[Dataset items]

########################################

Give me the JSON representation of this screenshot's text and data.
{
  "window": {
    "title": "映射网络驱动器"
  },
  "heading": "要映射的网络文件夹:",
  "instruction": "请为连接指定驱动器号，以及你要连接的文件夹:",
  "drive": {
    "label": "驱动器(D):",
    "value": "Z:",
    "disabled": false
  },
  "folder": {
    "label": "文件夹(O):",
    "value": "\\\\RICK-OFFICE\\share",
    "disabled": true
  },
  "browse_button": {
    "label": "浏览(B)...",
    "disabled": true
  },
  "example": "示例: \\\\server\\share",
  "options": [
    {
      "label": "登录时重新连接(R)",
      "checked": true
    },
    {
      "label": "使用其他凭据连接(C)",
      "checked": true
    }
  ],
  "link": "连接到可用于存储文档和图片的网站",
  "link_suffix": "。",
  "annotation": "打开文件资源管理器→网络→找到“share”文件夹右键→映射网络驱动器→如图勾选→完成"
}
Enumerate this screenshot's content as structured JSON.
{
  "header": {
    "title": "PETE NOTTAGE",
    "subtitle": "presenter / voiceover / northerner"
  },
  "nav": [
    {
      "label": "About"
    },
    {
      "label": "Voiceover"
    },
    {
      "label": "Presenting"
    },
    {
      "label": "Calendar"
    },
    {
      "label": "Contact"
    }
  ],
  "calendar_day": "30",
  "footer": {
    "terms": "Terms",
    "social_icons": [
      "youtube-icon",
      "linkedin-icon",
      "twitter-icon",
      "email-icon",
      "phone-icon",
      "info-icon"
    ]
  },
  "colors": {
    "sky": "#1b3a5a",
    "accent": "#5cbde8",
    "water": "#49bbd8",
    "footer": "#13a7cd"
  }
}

########################################

Exercise instructions: Extract the listing in its entirety, matching it exactly.

Response to the task:
Give me the JSON representation of this screenshot's text and data.
{
  "window": {
    "title": "映射网络驱动器"
  },
  "heading": "要映射的网络文件夹:",
  "instruction": "请为连接指定驱动器号，以及你要连接的文件夹:",
  "drive": {
    "label": "驱动器(D):",
    "value": "Z:",
    "disabled": false
  },
  "folder": {
    "label": "文件夹(O):",
    "value": "\\\\RICK-OFFICE\\share",
    "disabled": true
  },
  "browse_button": {
    "label": "浏览(B)...",
    "disabled": true
  },
  "example": "示例: \\\\server\\share",
  "options": [
    {
      "label": "登录时重新连接(R)",
      "checked": true
    },
    {
      "label": "使用其他凭据连接(C)",
      "checked": true
    }
  ],
  "link": "连接到可用于存储文档和图片的网站",
  "link_suffix": "。",
  "annotation": "打开文件资源管理器→网络→找到“share”文件夹右键→映射网络驱动器→如图勾选→完成"
}
Enumerate this screenshot's content as structured JSON.
{
  "header": {
    "title": "PETE NOTTAGE",
    "subtitle": "presenter / voiceover / northerner"
  },
  "nav": [
    {
      "label": "About"
    },
    {
      "label": "Voiceover"
    },
    {
      "label": "Presenting"
    },
    {
      "label": "Calendar"
    },
    {
      "label": "Contact"
    }
  ],
  "calendar_day": "30",
  "footer": {
    "terms": "Terms",
    "social_icons": [
      "youtube-icon",
      "linkedin-icon",
      "twitter-icon",
      "email-icon",
      "phone-icon",
      "info-icon"
    ]
  },
  "colors": {
    "sky": "#1b3a5a",
    "accent": "#5cbde8",
    "water": "#49bbd8",
    "footer": "#13a7cd"
  }
}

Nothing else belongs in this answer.